● **Saved entries**:
═══

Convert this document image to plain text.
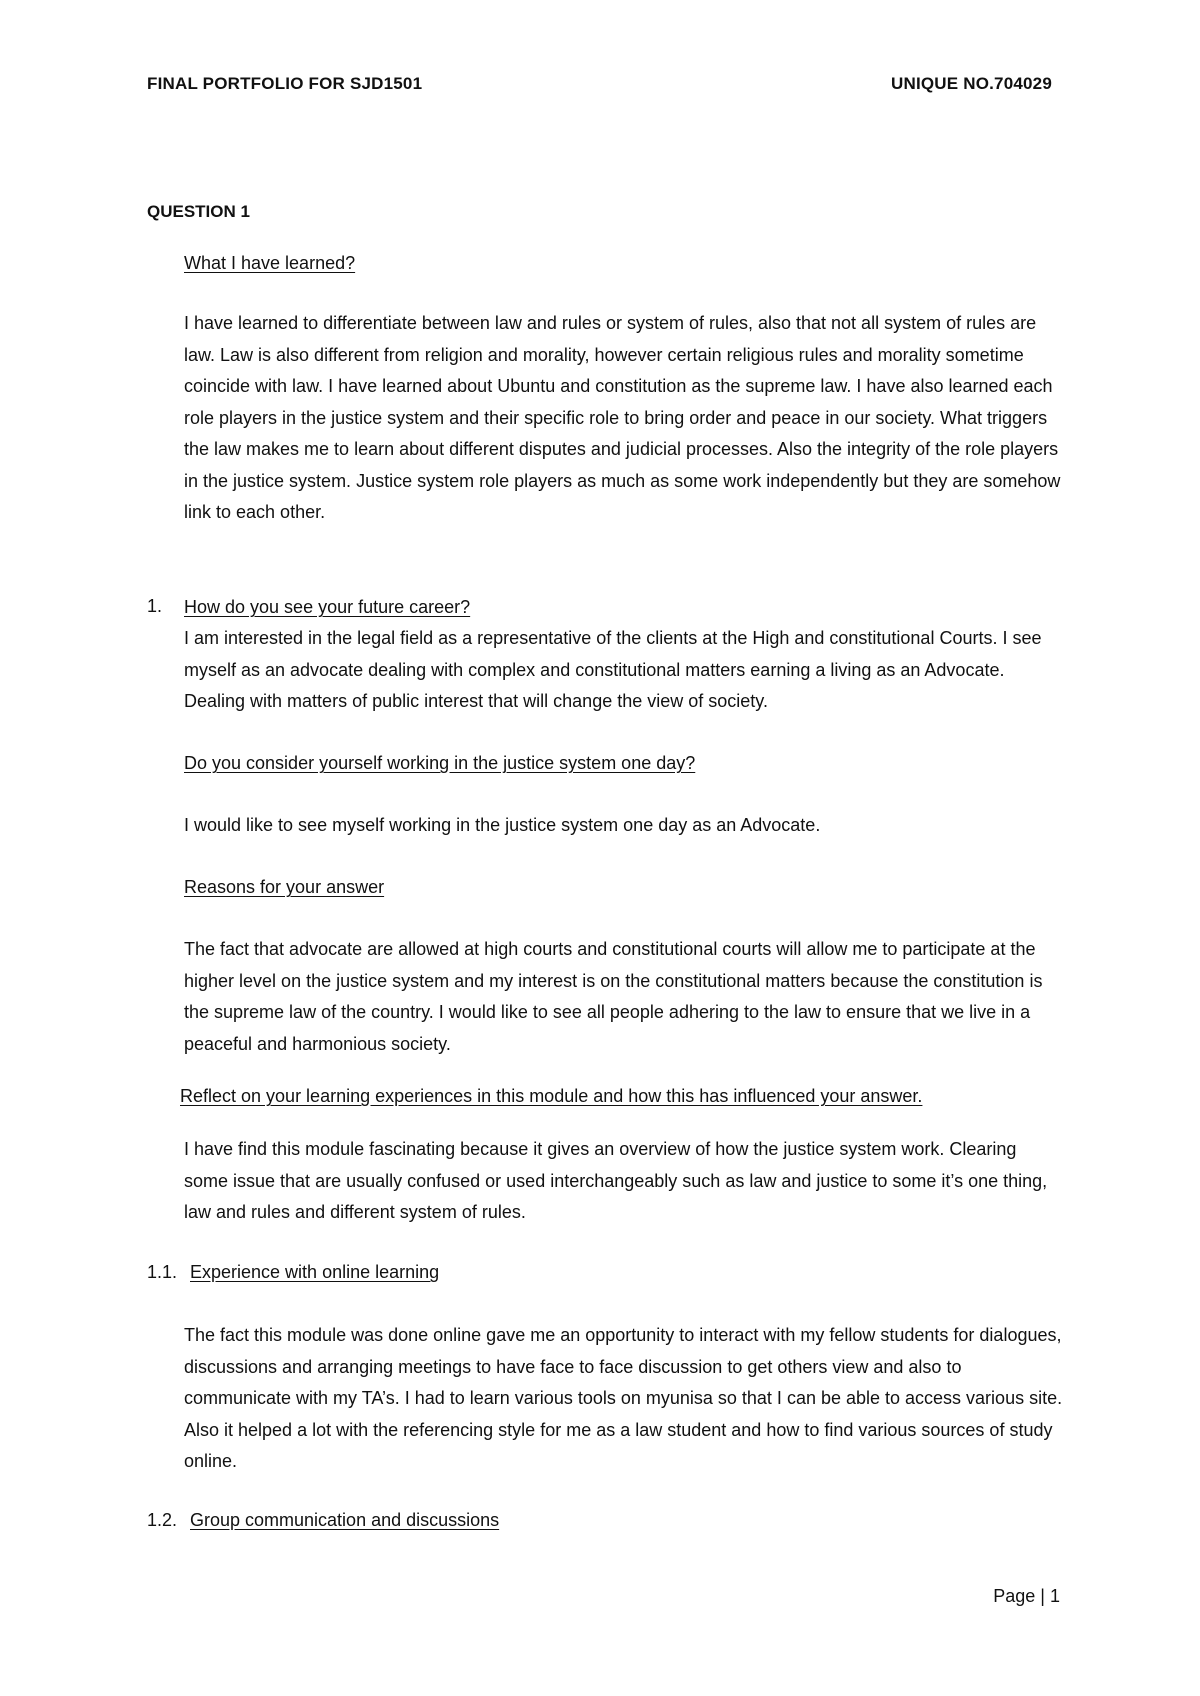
FINAL PORTFOLIO FOR SJD1501	UNIQUE NO.704029
QUESTION 1
What I have learned?

I have learned to differentiate between law and rules or system of rules, also that not all system of rules are law. Law is also different from religion and morality, however certain religious rules and morality sometime coincide with law. I have learned about Ubuntu and constitution as the supreme law. I have also learned each role players in the justice system and their specific role to bring order and peace in our society. What triggers the law makes me to learn about different disputes and judicial processes. Also the integrity of the role players in the justice system. Justice system role players as much as some work independently but they are somehow link to each other.

1. How do you see your future career?

I am interested in the legal field as a representative of the clients at the High and constitutional Courts. I see myself as an advocate dealing with complex and constitutional matters earning a living as an Advocate. Dealing with matters of public interest that will change the view of society.

Do you consider yourself working in the justice system one day?

I would like to see myself working in the justice system one day as an Advocate.

Reasons for your answer

The fact that advocate are allowed at high courts and constitutional courts will allow me to participate at the higher level on the justice system and my interest is on the constitutional matters because the constitution is the supreme law of the country. I would like to see all people adhering to the law to ensure that we live in a peaceful and harmonious society.

Reflect on your learning experiences in this module and how this has influenced your answer.

I have find this module fascinating because it gives an overview of how the justice system work. Clearing some issue that are usually confused or used interchangeably such as law and justice to some it’s one thing, law and rules and different system of rules.

1.1. Experience with online learning

The fact this module was done online gave me an opportunity to interact with my fellow students for dialogues, discussions and arranging meetings to have face to face discussion to get others view and also to communicate with my TA’s. I had to learn various tools on myunisa so that I can be able to access various site. Also it helped a lot with the referencing style for me as a law student and how to find various sources of study online.

1.2. Group communication and discussions
Page | 1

═══

● **WORK REQUIRED**: Reproduce the material above in full and without alteration, but skip all pictures.

● **SOLUTION TO THIS EXERCISE**:
Convert this document image to plain text.
FINAL PORTFOLIO FOR SJD1501	UNIQUE NO.704029
QUESTION 1
What I have learned?

I have learned to differentiate between law and rules or system of rules, also that not all system of rules are law. Law is also different from religion and morality, however certain religious rules and morality sometime coincide with law. I have learned about Ubuntu and constitution as the supreme law. I have also learned each role players in the justice system and their specific role to bring order and peace in our society. What triggers the law makes me to learn about different disputes and judicial processes. Also the integrity of the role players in the justice system. Justice system role players as much as some work independently but they are somehow link to each other.

1. How do you see your future career?

I am interested in the legal field as a representative of the clients at the High and constitutional Courts. I see myself as an advocate dealing with complex and constitutional matters earning a living as an Advocate. Dealing with matters of public interest that will change the view of society.

Do you consider yourself working in the justice system one day?

I would like to see myself working in the justice system one day as an Advocate.

Reasons for your answer

The fact that advocate are allowed at high courts and constitutional courts will allow me to participate at the higher level on the justice system and my interest is on the constitutional matters because the constitution is the supreme law of the country. I would like to see all people adhering to the law to ensure that we live in a peaceful and harmonious society.

Reflect on your learning experiences in this module and how this has influenced your answer.

I have find this module fascinating because it gives an overview of how the justice system work. Clearing some issue that are usually confused or used interchangeably such as law and justice to some it’s one thing, law and rules and different system of rules.

1.1. Experience with online learning

The fact this module was done online gave me an opportunity to interact with my fellow students for dialogues, discussions and arranging meetings to have face to face discussion to get others view and also to communicate with my TA’s. I had to learn various tools on myunisa so that I can be able to access various site. Also it helped a lot with the referencing style for me as a law student and how to find various sources of study online.

1.2. Group communication and discussions
Page | 1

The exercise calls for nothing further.